WHAT THE TASK REQUIRES ▸
Count every line that has "retweets" in it and give the total, nothing more.

EXERCISE INPUTS ▸
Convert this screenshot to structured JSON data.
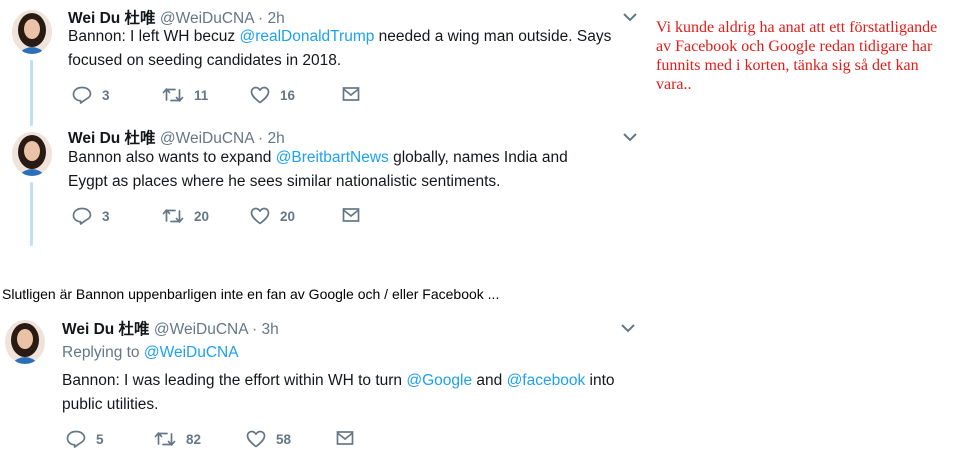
{
  "tweets": [
    {
      "name": "Wei Du 杜唯",
      "handle": "@WeiDuCNA · 2h",
      "line1_pre": "Bannon: I left WH becuz ",
      "line1_mention": "@realDonaldTrump",
      "line1_post": " needed a wing man outside. Says",
      "line2": "focused on seeding candidates in 2018.",
      "replies": "3",
      "retweets": "11",
      "likes": "16"
    },
    {
      "name": "Wei Du 杜唯",
      "handle": "@WeiDuCNA · 2h",
      "line1_pre": "Bannon also wants to expand ",
      "line1_mention": "@BreitbartNews",
      "line1_post": " globally, names India and",
      "line2": "Eygpt as places where he sees similar nationalistic sentiments.",
      "replies": "3",
      "retweets": "20",
      "likes": "20"
    },
    {
      "name": "Wei Du 杜唯",
      "handle": "@WeiDuCNA · 3h",
      "replying_label": "Replying to ",
      "replying_mention": "@WeiDuCNA",
      "line1_pre": "Bannon: I was leading the effort within WH to turn ",
      "line1_mention": "@Google",
      "line1_mid": " and ",
      "line1_mention2": "@facebook",
      "line1_post": " into",
      "line2": "public utilities.",
      "replies": "5",
      "retweets": "82",
      "likes": "58"
    }
  ],
  "caption": "Slutligen är Bannon uppenbarligen inte en fan av Google och / eller Facebook ...",
  "note": "Vi kunde aldrig ha anat att ett förstatligande av Facebook och Google redan tidigare har funnits med i korten, tänka sig så det kan vara..",
  "colors": {
    "mention": "#1da1f2",
    "muted": "#657786",
    "thread_line": "#bfe0f3",
    "note": "#e41b17"
  }
}
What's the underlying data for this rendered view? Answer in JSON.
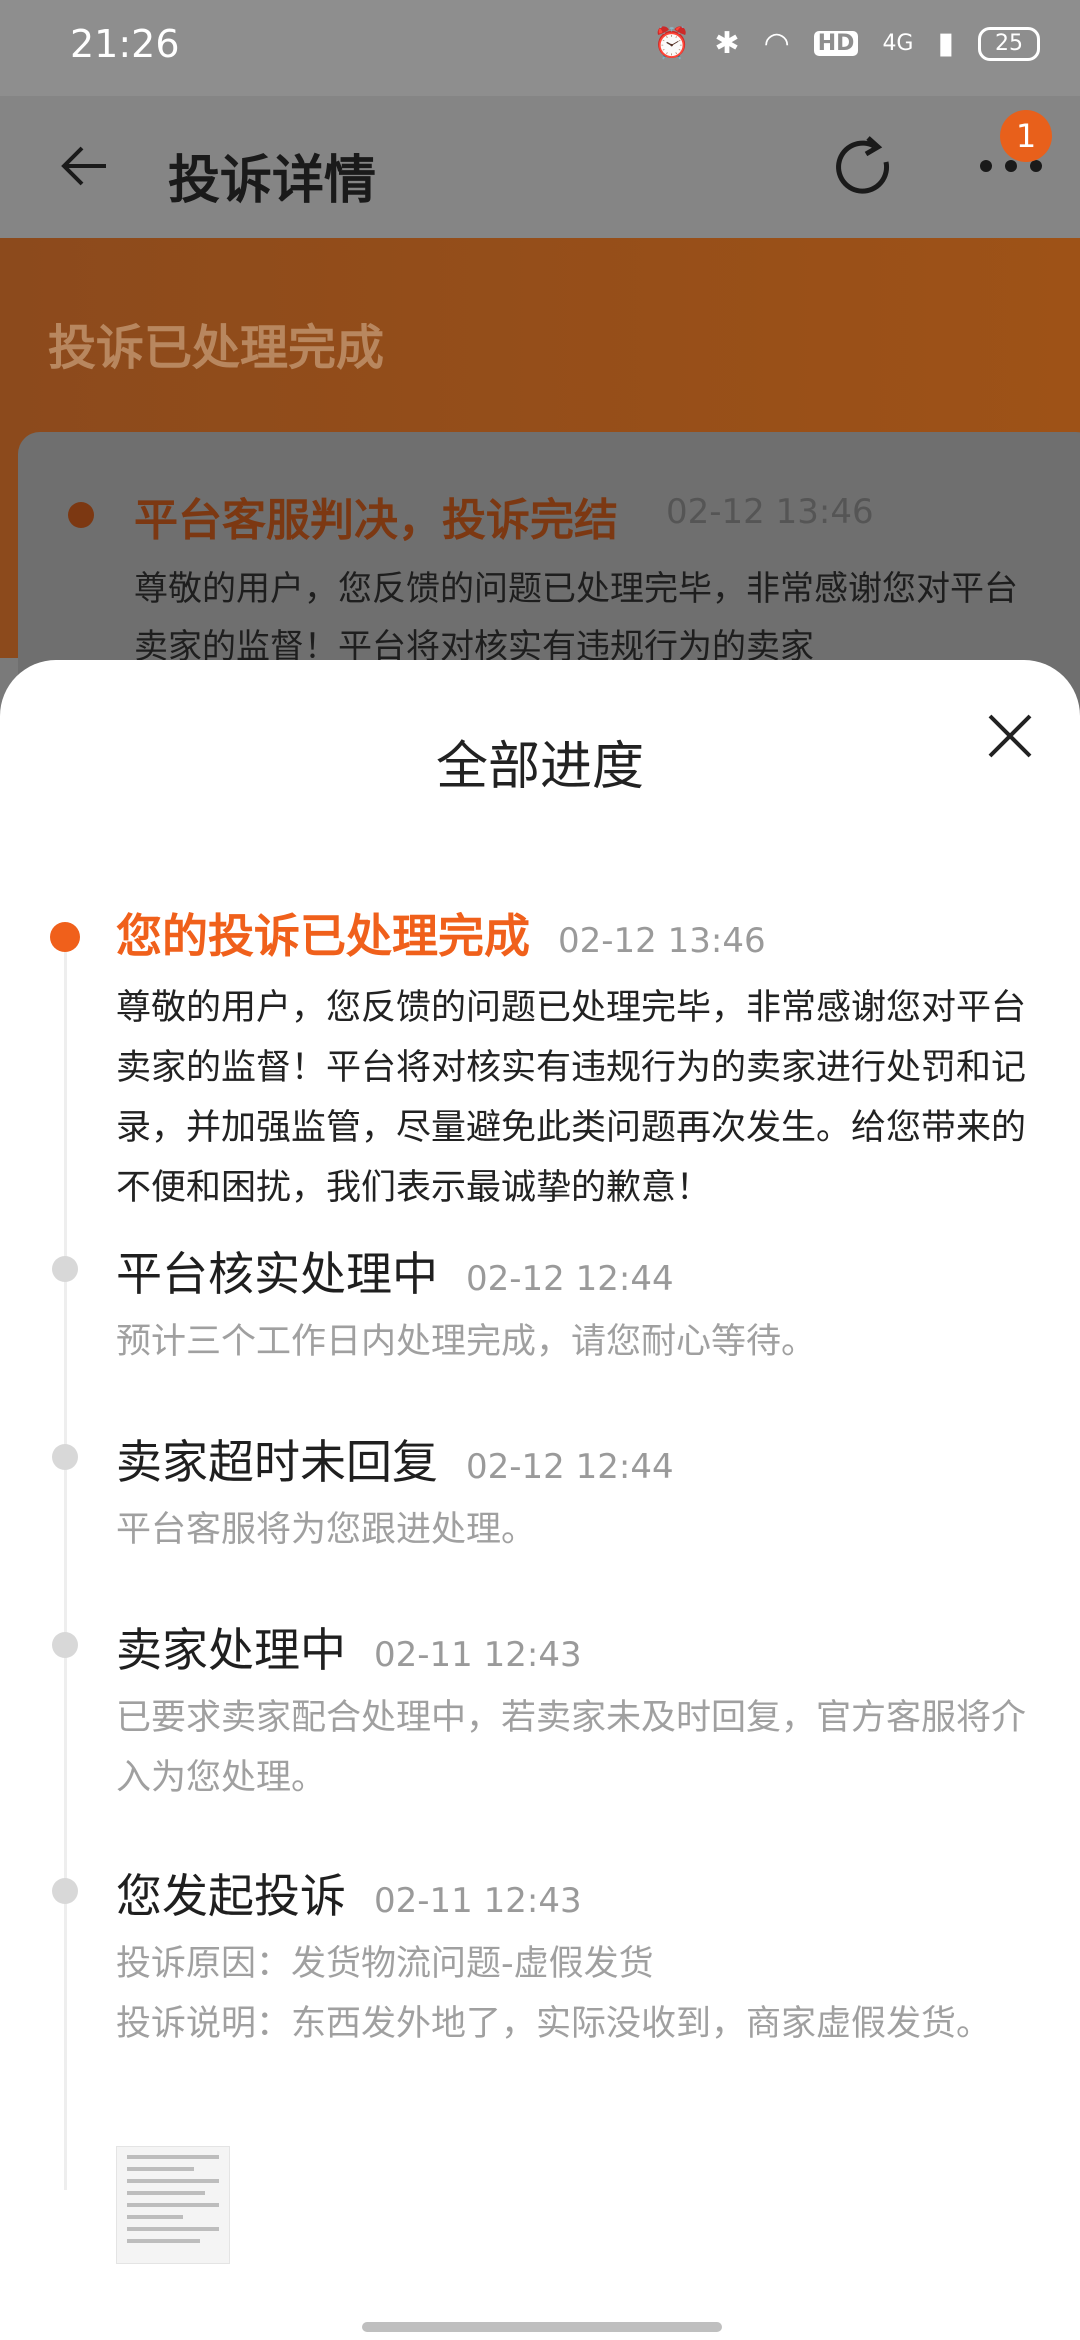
{
  "status_bar": {
    "time": "21:26",
    "network": "4G",
    "hd": "HD",
    "battery": "25"
  },
  "app_bar": {
    "title": "投诉详情",
    "badge": "1"
  },
  "banner": {
    "status": "投诉已处理完成",
    "card_title": "平台客服判决，投诉完结",
    "card_time": "02-12 13:46",
    "card_text": "尊敬的用户，您反馈的问题已处理完毕，非常感谢您对平台卖家的监督！平台将对核实有违规行为的卖家"
  },
  "sheet": {
    "title": "全部进度",
    "items": [
      {
        "title": "您的投诉已处理完成",
        "time": "02-12 13:46",
        "desc": "尊敬的用户，您反馈的问题已处理完毕，非常感谢您对平台卖家的监督！平台将对核实有违规行为的卖家进行处罚和记录，并加强监管，尽量避免此类问题再次发生。给您带来的不便和困扰，我们表示最诚挚的歉意！"
      },
      {
        "title": "平台核实处理中",
        "time": "02-12 12:44",
        "desc": "预计三个工作日内处理完成，请您耐心等待。"
      },
      {
        "title": "卖家超时未回复",
        "time": "02-12 12:44",
        "desc": "平台客服将为您跟进处理。"
      },
      {
        "title": "卖家处理中",
        "time": "02-11 12:43",
        "desc": "已要求卖家配合处理中，若卖家未及时回复，官方客服将介入为您处理。"
      },
      {
        "title": "您发起投诉",
        "time": "02-11 12:43",
        "reason": "投诉原因：发货物流问题-虚假发货",
        "desc": "投诉说明：东西发外地了，实际没收到，商家虚假发货。"
      }
    ]
  },
  "colors": {
    "accent": "#f0601b",
    "muted_text": "#a0a0a0"
  },
  "icons": {
    "back": "arrow-left-icon",
    "refresh": "refresh-icon",
    "more": "more-dots-icon",
    "close": "close-icon"
  }
}
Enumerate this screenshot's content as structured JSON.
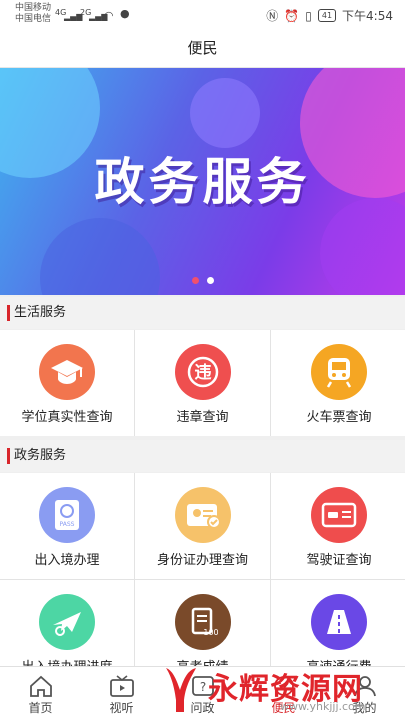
{
  "status_bar": {
    "carrier1": "中国移动",
    "carrier2": "中国电信",
    "net1": "4G",
    "net2": "2G",
    "battery": "41",
    "time": "下午4:54"
  },
  "nav": {
    "title": "便民"
  },
  "banner": {
    "title": "政务服务",
    "slides": 2,
    "active_slide": 1
  },
  "sections": [
    {
      "title": "生活服务",
      "items": [
        {
          "label": "学位真实性查询",
          "icon": "graduation-cap-icon",
          "color": "#f2754e"
        },
        {
          "label": "违章查询",
          "icon": "traffic-violation-icon",
          "color": "#ef4f4f"
        },
        {
          "label": "火车票查询",
          "icon": "train-icon",
          "color": "#f5a623"
        }
      ]
    },
    {
      "title": "政务服务",
      "items": [
        {
          "label": "出入境办理",
          "icon": "passport-icon",
          "color": "#8a9cf2"
        },
        {
          "label": "身份证办理查询",
          "icon": "id-card-icon",
          "color": "#f6c26a"
        },
        {
          "label": "驾驶证查询",
          "icon": "driver-license-icon",
          "color": "#ef4d4d"
        },
        {
          "label": "出入境办理进度",
          "icon": "airplane-icon",
          "color": "#4dd6a4"
        },
        {
          "label": "高考成绩",
          "icon": "exam-score-icon",
          "color": "#7a4a2a"
        },
        {
          "label": "高速通行费",
          "icon": "highway-icon",
          "color": "#6a48e6"
        }
      ]
    }
  ],
  "tabs": [
    {
      "label": "首页",
      "icon": "home-icon"
    },
    {
      "label": "视听",
      "icon": "tv-icon"
    },
    {
      "label": "问政",
      "icon": "question-icon"
    },
    {
      "label": "便民",
      "icon": "convenience-icon",
      "active": true
    },
    {
      "label": "我的",
      "icon": "user-icon"
    }
  ],
  "watermark": {
    "text": "永辉资源网",
    "url": "www.yhkjjj.com"
  },
  "colors": {
    "accent": "#d8262b",
    "page_bg": "#efefef"
  }
}
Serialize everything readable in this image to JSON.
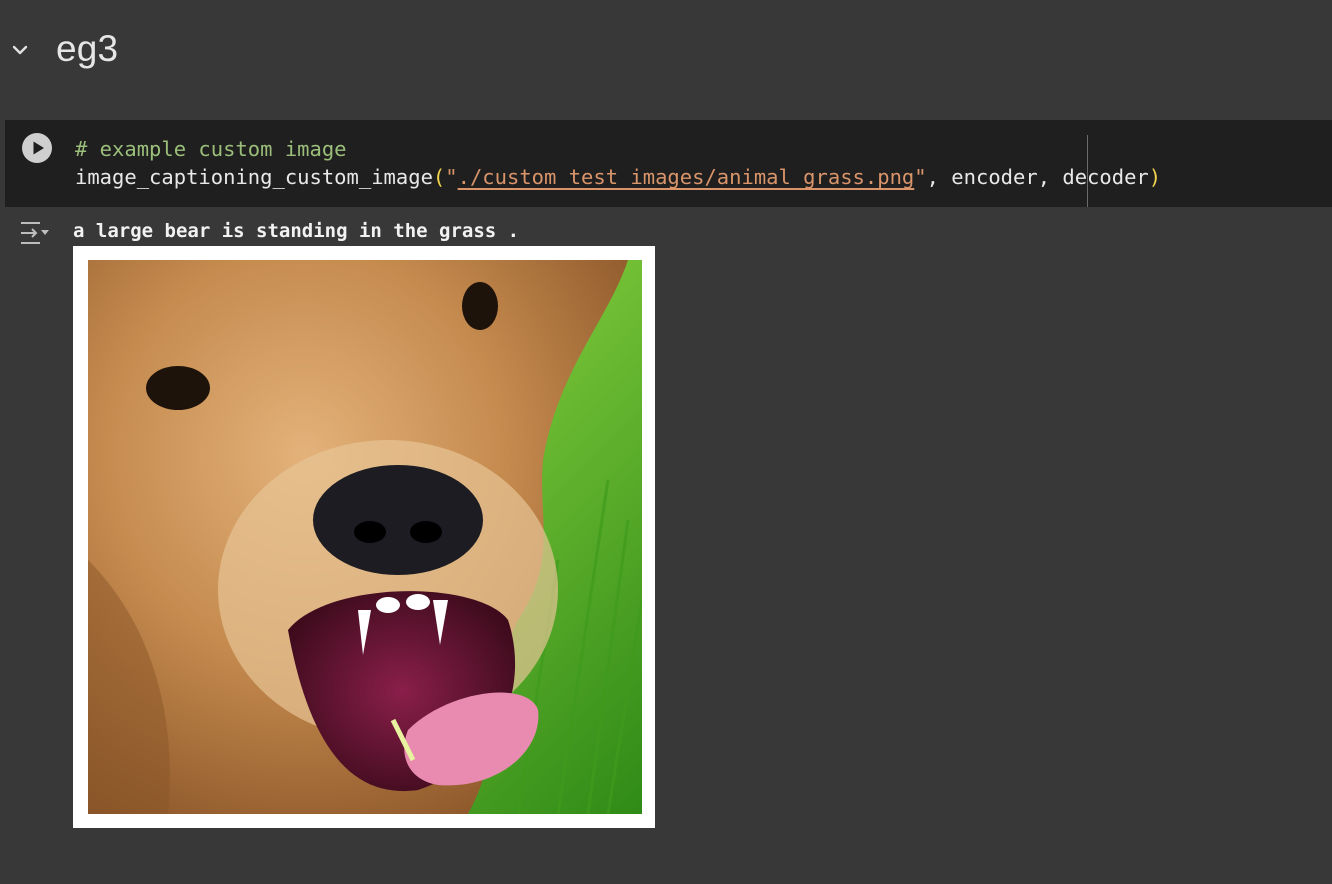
{
  "section": {
    "title": "eg3",
    "collapse_icon": "chevron-down-icon"
  },
  "code_cell": {
    "run_icon": "play-circle-icon",
    "line1_comment": "# example custom image",
    "line2": {
      "func": "image_captioning_custom_image",
      "open_paren": "(",
      "quote_open": "\"",
      "path": "./custom_test_images/animal_grass.png",
      "quote_close": "\"",
      "args": ", encoder, decoder",
      "close_paren": ")"
    }
  },
  "output": {
    "icon": "output-toggle-icon",
    "text": "a large bear is standing in the grass .",
    "image_description": "close-up of a brown furry animal with open mouth in green grass"
  },
  "colors": {
    "background": "#383838",
    "cell_background": "#1f1f1f",
    "comment": "#9bbf7a",
    "string": "#d9946a",
    "paren": "#f1d34a"
  }
}
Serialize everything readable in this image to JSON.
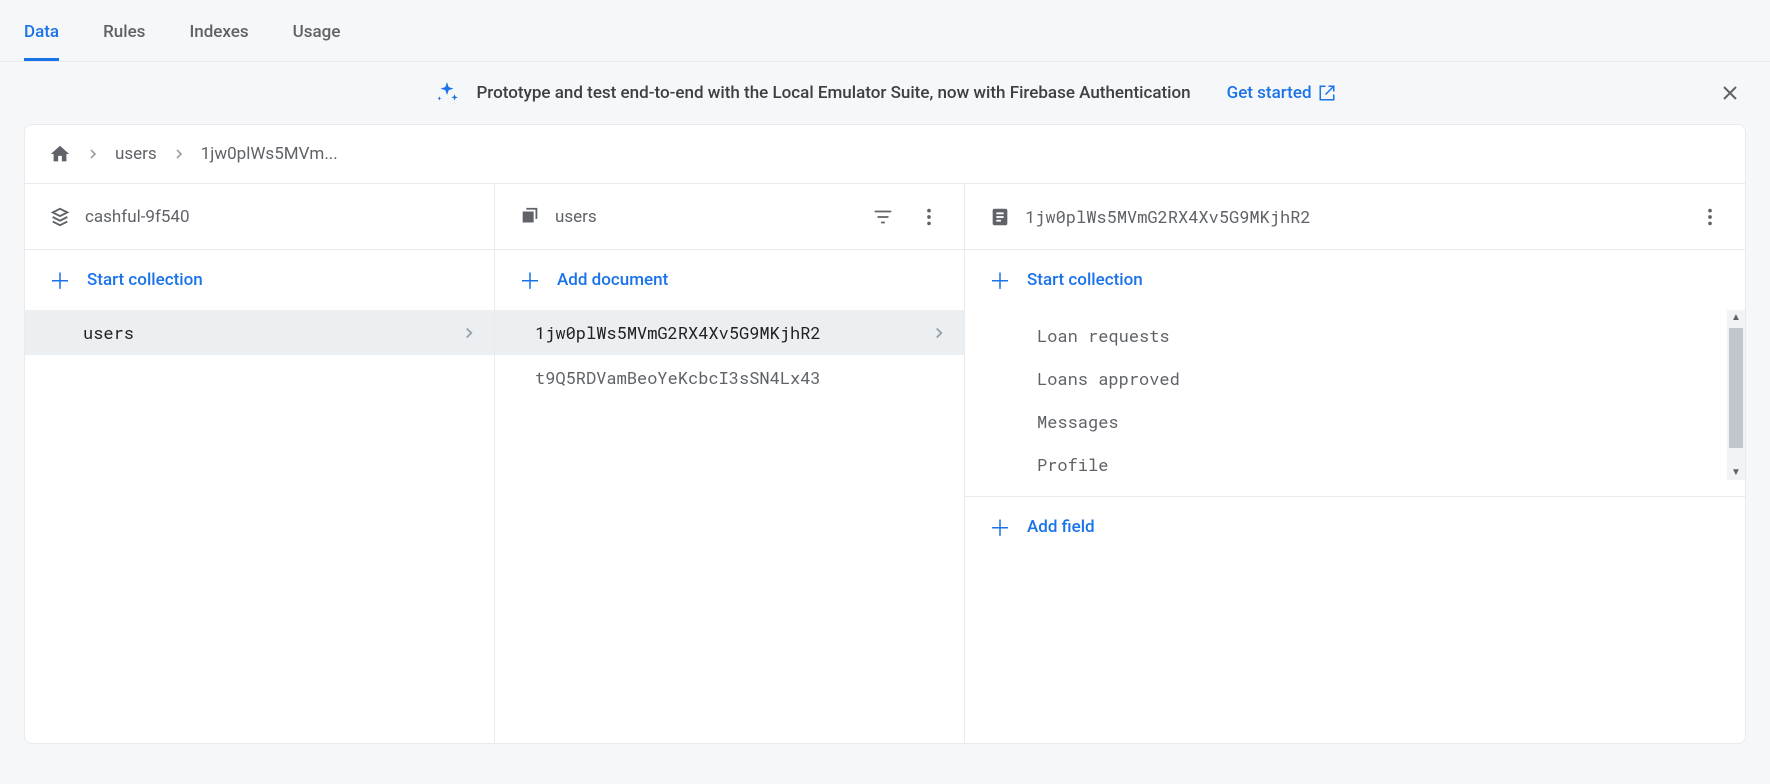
{
  "tabs": [
    "Data",
    "Rules",
    "Indexes",
    "Usage"
  ],
  "active_tab": 0,
  "banner": {
    "text": "Prototype and test end-to-end with the Local Emulator Suite, now with Firebase Authentication",
    "cta": "Get started"
  },
  "breadcrumb": {
    "collection": "users",
    "doc_truncated": "1jw0plWs5MVm..."
  },
  "project": {
    "id": "cashful-9f540"
  },
  "collections_col": {
    "action": "Start collection",
    "items": [
      "users"
    ],
    "selected": 0
  },
  "documents_col": {
    "title": "users",
    "action": "Add document",
    "items": [
      "1jw0plWs5MVmG2RX4Xv5G9MKjhR2",
      "t9Q5RDVamBeoYeKcbcI3sSN4Lx43"
    ],
    "selected": 0
  },
  "doc_col": {
    "doc_id": "1jw0plWs5MVmG2RX4Xv5G9MKjhR2",
    "start_collection": "Start collection",
    "subcollections": [
      "Loan requests",
      "Loans approved",
      "Messages",
      "Profile"
    ],
    "add_field": "Add field"
  }
}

REPLY TO THE TASK ▸
3